Items from a figure collection:
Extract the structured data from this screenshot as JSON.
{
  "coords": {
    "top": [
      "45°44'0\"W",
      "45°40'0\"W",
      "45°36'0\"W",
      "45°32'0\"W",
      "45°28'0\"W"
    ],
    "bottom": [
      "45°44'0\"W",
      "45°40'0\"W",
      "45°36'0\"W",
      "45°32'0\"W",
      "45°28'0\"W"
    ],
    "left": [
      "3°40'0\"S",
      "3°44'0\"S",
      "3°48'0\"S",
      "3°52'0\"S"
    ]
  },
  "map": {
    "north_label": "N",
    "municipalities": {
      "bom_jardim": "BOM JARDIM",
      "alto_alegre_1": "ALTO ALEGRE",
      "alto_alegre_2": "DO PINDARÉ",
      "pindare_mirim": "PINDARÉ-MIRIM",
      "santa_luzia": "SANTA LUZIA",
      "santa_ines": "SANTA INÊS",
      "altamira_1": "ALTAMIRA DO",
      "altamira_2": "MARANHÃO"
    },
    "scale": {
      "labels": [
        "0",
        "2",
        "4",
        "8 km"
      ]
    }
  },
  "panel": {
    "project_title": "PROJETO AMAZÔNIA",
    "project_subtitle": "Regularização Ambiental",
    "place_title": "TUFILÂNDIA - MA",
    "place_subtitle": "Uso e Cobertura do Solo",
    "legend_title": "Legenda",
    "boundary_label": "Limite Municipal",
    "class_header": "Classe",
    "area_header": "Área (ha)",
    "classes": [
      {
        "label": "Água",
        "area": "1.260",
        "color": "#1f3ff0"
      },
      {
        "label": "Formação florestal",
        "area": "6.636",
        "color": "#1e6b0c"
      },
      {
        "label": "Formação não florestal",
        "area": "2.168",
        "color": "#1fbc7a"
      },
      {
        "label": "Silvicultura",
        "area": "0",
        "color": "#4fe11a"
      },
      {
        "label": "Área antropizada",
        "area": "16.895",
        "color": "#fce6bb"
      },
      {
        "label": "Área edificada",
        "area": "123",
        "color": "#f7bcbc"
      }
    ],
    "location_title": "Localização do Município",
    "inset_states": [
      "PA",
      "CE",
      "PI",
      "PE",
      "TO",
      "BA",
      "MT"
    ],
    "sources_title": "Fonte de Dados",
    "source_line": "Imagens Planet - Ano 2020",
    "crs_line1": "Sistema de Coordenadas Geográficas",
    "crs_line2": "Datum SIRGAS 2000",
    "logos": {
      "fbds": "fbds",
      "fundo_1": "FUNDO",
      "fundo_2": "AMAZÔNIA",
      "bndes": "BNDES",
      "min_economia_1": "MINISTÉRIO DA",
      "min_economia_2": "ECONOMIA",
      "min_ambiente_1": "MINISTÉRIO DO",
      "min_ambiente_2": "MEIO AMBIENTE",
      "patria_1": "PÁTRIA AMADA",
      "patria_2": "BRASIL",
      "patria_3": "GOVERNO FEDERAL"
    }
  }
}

* [What you should do]
Quote the material exactly, leaving nothing out.

* [Task response]
Extract the structured data from this screenshot as JSON.
{
  "coords": {
    "top": [
      "45°44'0\"W",
      "45°40'0\"W",
      "45°36'0\"W",
      "45°32'0\"W",
      "45°28'0\"W"
    ],
    "bottom": [
      "45°44'0\"W",
      "45°40'0\"W",
      "45°36'0\"W",
      "45°32'0\"W",
      "45°28'0\"W"
    ],
    "left": [
      "3°40'0\"S",
      "3°44'0\"S",
      "3°48'0\"S",
      "3°52'0\"S"
    ]
  },
  "map": {
    "north_label": "N",
    "municipalities": {
      "bom_jardim": "BOM JARDIM",
      "alto_alegre_1": "ALTO ALEGRE",
      "alto_alegre_2": "DO PINDARÉ",
      "pindare_mirim": "PINDARÉ-MIRIM",
      "santa_luzia": "SANTA LUZIA",
      "santa_ines": "SANTA INÊS",
      "altamira_1": "ALTAMIRA DO",
      "altamira_2": "MARANHÃO"
    },
    "scale": {
      "labels": [
        "0",
        "2",
        "4",
        "8 km"
      ]
    }
  },
  "panel": {
    "project_title": "PROJETO AMAZÔNIA",
    "project_subtitle": "Regularização Ambiental",
    "place_title": "TUFILÂNDIA - MA",
    "place_subtitle": "Uso e Cobertura do Solo",
    "legend_title": "Legenda",
    "boundary_label": "Limite Municipal",
    "class_header": "Classe",
    "area_header": "Área (ha)",
    "classes": [
      {
        "label": "Água",
        "area": "1.260",
        "color": "#1f3ff0"
      },
      {
        "label": "Formação florestal",
        "area": "6.636",
        "color": "#1e6b0c"
      },
      {
        "label": "Formação não florestal",
        "area": "2.168",
        "color": "#1fbc7a"
      },
      {
        "label": "Silvicultura",
        "area": "0",
        "color": "#4fe11a"
      },
      {
        "label": "Área antropizada",
        "area": "16.895",
        "color": "#fce6bb"
      },
      {
        "label": "Área edificada",
        "area": "123",
        "color": "#f7bcbc"
      }
    ],
    "location_title": "Localização do Município",
    "inset_states": [
      "PA",
      "CE",
      "PI",
      "PE",
      "TO",
      "BA",
      "MT"
    ],
    "sources_title": "Fonte de Dados",
    "source_line": "Imagens Planet - Ano 2020",
    "crs_line1": "Sistema de Coordenadas Geográficas",
    "crs_line2": "Datum SIRGAS 2000",
    "logos": {
      "fbds": "fbds",
      "fundo_1": "FUNDO",
      "fundo_2": "AMAZÔNIA",
      "bndes": "BNDES",
      "min_economia_1": "MINISTÉRIO DA",
      "min_economia_2": "ECONOMIA",
      "min_ambiente_1": "MINISTÉRIO DO",
      "min_ambiente_2": "MEIO AMBIENTE",
      "patria_1": "PÁTRIA AMADA",
      "patria_2": "BRASIL",
      "patria_3": "GOVERNO FEDERAL"
    }
  }
}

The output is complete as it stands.